Transcribe all the records exactly and omit any images they hold.

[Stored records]
════════════════

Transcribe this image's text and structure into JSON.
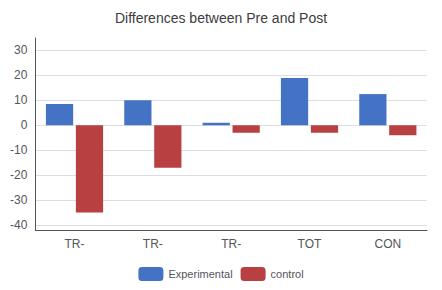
{
  "chart_data": {
    "type": "bar",
    "title": "Differences between Pre and Post",
    "categories": [
      "TR-",
      "TR-",
      "TR-",
      "TOT",
      "CON"
    ],
    "series": [
      {
        "name": "Experimental",
        "color": "#4472C4",
        "values": [
          8.5,
          10,
          1,
          19,
          12.5
        ]
      },
      {
        "name": "control",
        "color": "#B84040",
        "values": [
          -35,
          -17,
          -3,
          -3,
          -4
        ]
      }
    ],
    "ylim": [
      -42,
      35
    ],
    "yticks": [
      -40,
      -30,
      -20,
      -10,
      0,
      10,
      20,
      30
    ],
    "grid": true,
    "legend": "bottom"
  }
}
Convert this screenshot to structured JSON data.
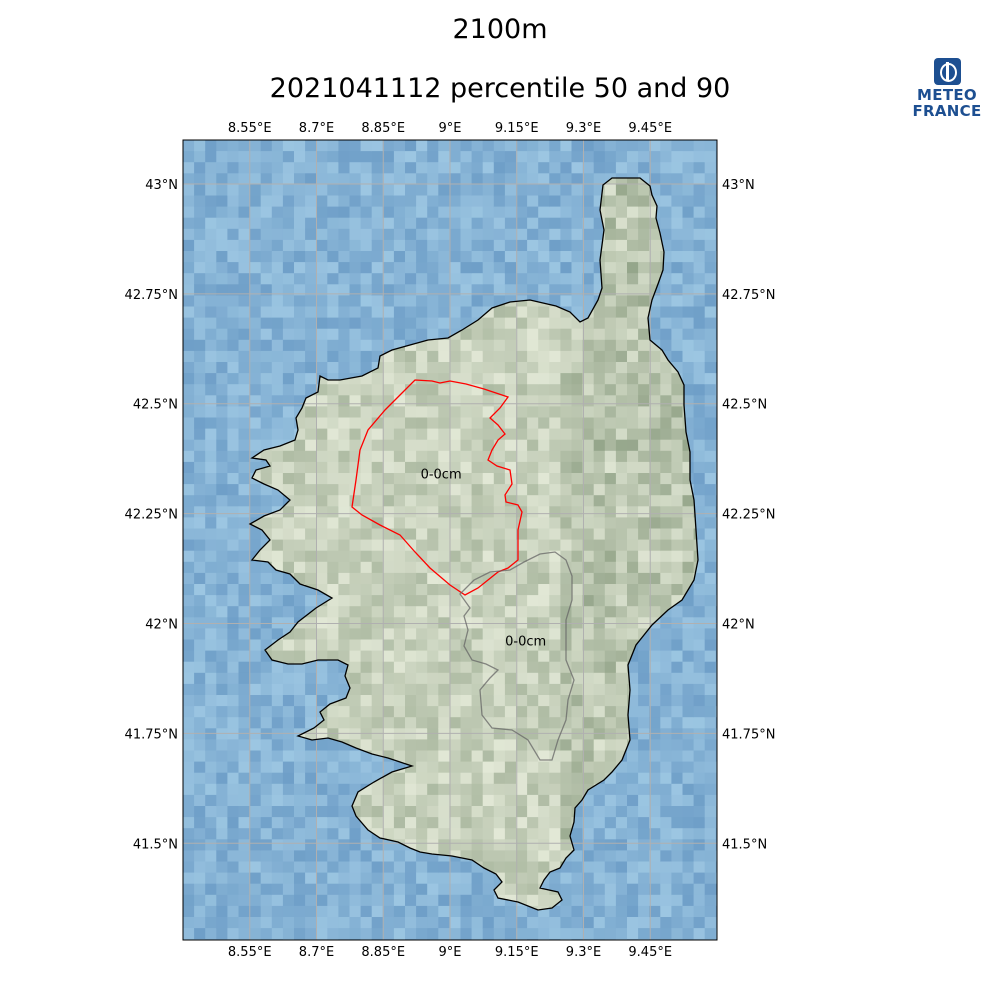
{
  "title_line1": "2100m",
  "title_line2": "2021041112 percentile 50 and 90",
  "logo": {
    "line1": "METEO",
    "line2": "FRANCE",
    "color": "#1d4f91"
  },
  "map": {
    "longitudes": [
      {
        "value": 8.55,
        "label": "8.55°E"
      },
      {
        "value": 8.7,
        "label": "8.7°E"
      },
      {
        "value": 8.85,
        "label": "8.85°E"
      },
      {
        "value": 9.0,
        "label": "9°E"
      },
      {
        "value": 9.15,
        "label": "9.15°E"
      },
      {
        "value": 9.3,
        "label": "9.3°E"
      },
      {
        "value": 9.45,
        "label": "9.45°E"
      }
    ],
    "latitudes": [
      {
        "value": 43.0,
        "label": "43°N"
      },
      {
        "value": 42.75,
        "label": "42.75°N"
      },
      {
        "value": 42.5,
        "label": "42.5°N"
      },
      {
        "value": 42.25,
        "label": "42.25°N"
      },
      {
        "value": 42.0,
        "label": "42°N"
      },
      {
        "value": 41.75,
        "label": "41.75°N"
      },
      {
        "value": 41.5,
        "label": "41.5°N"
      }
    ],
    "extent": {
      "lon_min": 8.4,
      "lon_max": 9.6,
      "lat_min": 41.28,
      "lat_max": 43.1
    },
    "contours": [
      {
        "name": "percentile 50",
        "color": "#ff0000",
        "label": "0-0cm",
        "label_lon": 8.98,
        "label_lat": 42.33
      },
      {
        "name": "percentile 90",
        "color": "#666666",
        "label": "0-0cm",
        "label_lon": 9.17,
        "label_lat": 41.95
      }
    ],
    "colors": {
      "sea": "#7fb2d8",
      "land_light": "#e2e8d6",
      "land_dark": "#8a9c80",
      "grid": "#b0b0b0",
      "coast": "#000000"
    }
  }
}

════════════════

### RESPONSE TO THE TASK:
Transcribe this image's text and structure into JSON.
{
  "chart_data": {
    "type": "bar",
    "title": "Differences between Pre and Post",
    "categories": [
      "TR-",
      "TR-",
      "TR-",
      "TOT",
      "CON"
    ],
    "series": [
      {
        "name": "Experimental",
        "color": "#4472C4",
        "values": [
          8.5,
          10,
          1,
          19,
          12.5
        ]
      },
      {
        "name": "control",
        "color": "#B84040",
        "values": [
          -35,
          -17,
          -3,
          -3,
          -4
        ]
      }
    ],
    "ylim": [
      -42,
      35
    ],
    "yticks": [
      -40,
      -30,
      -20,
      -10,
      0,
      10,
      20,
      30
    ],
    "grid": true,
    "legend": "bottom"
  }
}
Convert this screenshot to structured JSON data.
{
  "title_line1": "2100m",
  "title_line2": "2021041112 percentile 50 and 90",
  "logo": {
    "line1": "METEO",
    "line2": "FRANCE",
    "color": "#1d4f91"
  },
  "map": {
    "longitudes": [
      {
        "value": 8.55,
        "label": "8.55°E"
      },
      {
        "value": 8.7,
        "label": "8.7°E"
      },
      {
        "value": 8.85,
        "label": "8.85°E"
      },
      {
        "value": 9.0,
        "label": "9°E"
      },
      {
        "value": 9.15,
        "label": "9.15°E"
      },
      {
        "value": 9.3,
        "label": "9.3°E"
      },
      {
        "value": 9.45,
        "label": "9.45°E"
      }
    ],
    "latitudes": [
      {
        "value": 43.0,
        "label": "43°N"
      },
      {
        "value": 42.75,
        "label": "42.75°N"
      },
      {
        "value": 42.5,
        "label": "42.5°N"
      },
      {
        "value": 42.25,
        "label": "42.25°N"
      },
      {
        "value": 42.0,
        "label": "42°N"
      },
      {
        "value": 41.75,
        "label": "41.75°N"
      },
      {
        "value": 41.5,
        "label": "41.5°N"
      }
    ],
    "extent": {
      "lon_min": 8.4,
      "lon_max": 9.6,
      "lat_min": 41.28,
      "lat_max": 43.1
    },
    "contours": [
      {
        "name": "percentile 50",
        "color": "#ff0000",
        "label": "0-0cm",
        "label_lon": 8.98,
        "label_lat": 42.33
      },
      {
        "name": "percentile 90",
        "color": "#666666",
        "label": "0-0cm",
        "label_lon": 9.17,
        "label_lat": 41.95
      }
    ],
    "colors": {
      "sea": "#7fb2d8",
      "land_light": "#e2e8d6",
      "land_dark": "#8a9c80",
      "grid": "#b0b0b0",
      "coast": "#000000"
    }
  }
}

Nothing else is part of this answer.